═══ Listed records ═══

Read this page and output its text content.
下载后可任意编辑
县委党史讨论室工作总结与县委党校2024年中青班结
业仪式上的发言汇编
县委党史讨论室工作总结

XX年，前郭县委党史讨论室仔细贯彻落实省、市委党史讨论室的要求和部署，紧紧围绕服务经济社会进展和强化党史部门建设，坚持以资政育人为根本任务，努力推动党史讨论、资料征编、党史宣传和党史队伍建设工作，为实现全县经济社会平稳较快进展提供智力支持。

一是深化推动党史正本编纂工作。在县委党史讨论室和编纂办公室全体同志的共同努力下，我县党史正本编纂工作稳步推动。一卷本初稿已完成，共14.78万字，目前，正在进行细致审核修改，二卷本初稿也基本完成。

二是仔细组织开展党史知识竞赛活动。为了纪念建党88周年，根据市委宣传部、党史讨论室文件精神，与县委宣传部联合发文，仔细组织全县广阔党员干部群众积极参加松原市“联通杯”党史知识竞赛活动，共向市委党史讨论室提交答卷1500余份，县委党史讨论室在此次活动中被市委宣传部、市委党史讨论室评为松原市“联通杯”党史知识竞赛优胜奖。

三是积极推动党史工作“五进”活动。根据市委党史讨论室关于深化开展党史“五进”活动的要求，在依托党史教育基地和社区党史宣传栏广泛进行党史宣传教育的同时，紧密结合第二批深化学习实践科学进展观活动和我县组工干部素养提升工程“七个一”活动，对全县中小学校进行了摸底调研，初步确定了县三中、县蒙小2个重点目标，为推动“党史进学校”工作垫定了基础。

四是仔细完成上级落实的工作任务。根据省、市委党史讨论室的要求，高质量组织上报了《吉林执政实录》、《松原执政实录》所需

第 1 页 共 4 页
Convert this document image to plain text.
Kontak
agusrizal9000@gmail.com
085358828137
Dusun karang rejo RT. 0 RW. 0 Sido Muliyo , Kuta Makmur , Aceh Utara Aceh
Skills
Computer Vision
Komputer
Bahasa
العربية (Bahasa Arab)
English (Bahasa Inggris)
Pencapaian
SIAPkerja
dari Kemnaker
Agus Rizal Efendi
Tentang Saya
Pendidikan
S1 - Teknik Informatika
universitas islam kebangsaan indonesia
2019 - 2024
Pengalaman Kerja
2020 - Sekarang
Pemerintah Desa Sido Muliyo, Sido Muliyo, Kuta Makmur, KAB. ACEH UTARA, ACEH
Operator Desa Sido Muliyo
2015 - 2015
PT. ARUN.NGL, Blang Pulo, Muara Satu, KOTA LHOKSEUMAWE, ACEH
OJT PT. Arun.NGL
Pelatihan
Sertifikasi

═══

_What to work on_: Restate every line of the data word for word.

_Solution to this task_:
Read this page and output its text content.
下载后可任意编辑
县委党史讨论室工作总结与县委党校2024年中青班结
业仪式上的发言汇编
县委党史讨论室工作总结

XX年，前郭县委党史讨论室仔细贯彻落实省、市委党史讨论室的要求和部署，紧紧围绕服务经济社会进展和强化党史部门建设，坚持以资政育人为根本任务，努力推动党史讨论、资料征编、党史宣传和党史队伍建设工作，为实现全县经济社会平稳较快进展提供智力支持。

一是深化推动党史正本编纂工作。在县委党史讨论室和编纂办公室全体同志的共同努力下，我县党史正本编纂工作稳步推动。一卷本初稿已完成，共14.78万字，目前，正在进行细致审核修改，二卷本初稿也基本完成。

二是仔细组织开展党史知识竞赛活动。为了纪念建党88周年，根据市委宣传部、党史讨论室文件精神，与县委宣传部联合发文，仔细组织全县广阔党员干部群众积极参加松原市“联通杯”党史知识竞赛活动，共向市委党史讨论室提交答卷1500余份，县委党史讨论室在此次活动中被市委宣传部、市委党史讨论室评为松原市“联通杯”党史知识竞赛优胜奖。

三是积极推动党史工作“五进”活动。根据市委党史讨论室关于深化开展党史“五进”活动的要求，在依托党史教育基地和社区党史宣传栏广泛进行党史宣传教育的同时，紧密结合第二批深化学习实践科学进展观活动和我县组工干部素养提升工程“七个一”活动，对全县中小学校进行了摸底调研，初步确定了县三中、县蒙小2个重点目标，为推动“党史进学校”工作垫定了基础。

四是仔细完成上级落实的工作任务。根据省、市委党史讨论室的要求，高质量组织上报了《吉林执政实录》、《松原执政实录》所需

第 1 页 共 4 页
Convert this document image to plain text.
Kontak
agusrizal9000@gmail.com
085358828137
Dusun karang rejo RT. 0 RW. 0 Sido Muliyo , Kuta Makmur , Aceh Utara Aceh
Skills
Computer Vision
Komputer
Bahasa
العربية (Bahasa Arab)
English (Bahasa Inggris)
Pencapaian
SIAPkerja
dari Kemnaker
Agus Rizal Efendi
Tentang Saya
Pendidikan
S1 - Teknik Informatika
universitas islam kebangsaan indonesia
2019 - 2024
Pengalaman Kerja
2020 - Sekarang
Pemerintah Desa Sido Muliyo, Sido Muliyo, Kuta Makmur, KAB. ACEH UTARA, ACEH
Operator Desa Sido Muliyo
2015 - 2015
PT. ARUN.NGL, Blang Pulo, Muara Satu, KOTA LHOKSEUMAWE, ACEH
OJT PT. Arun.NGL
Pelatihan
Sertifikasi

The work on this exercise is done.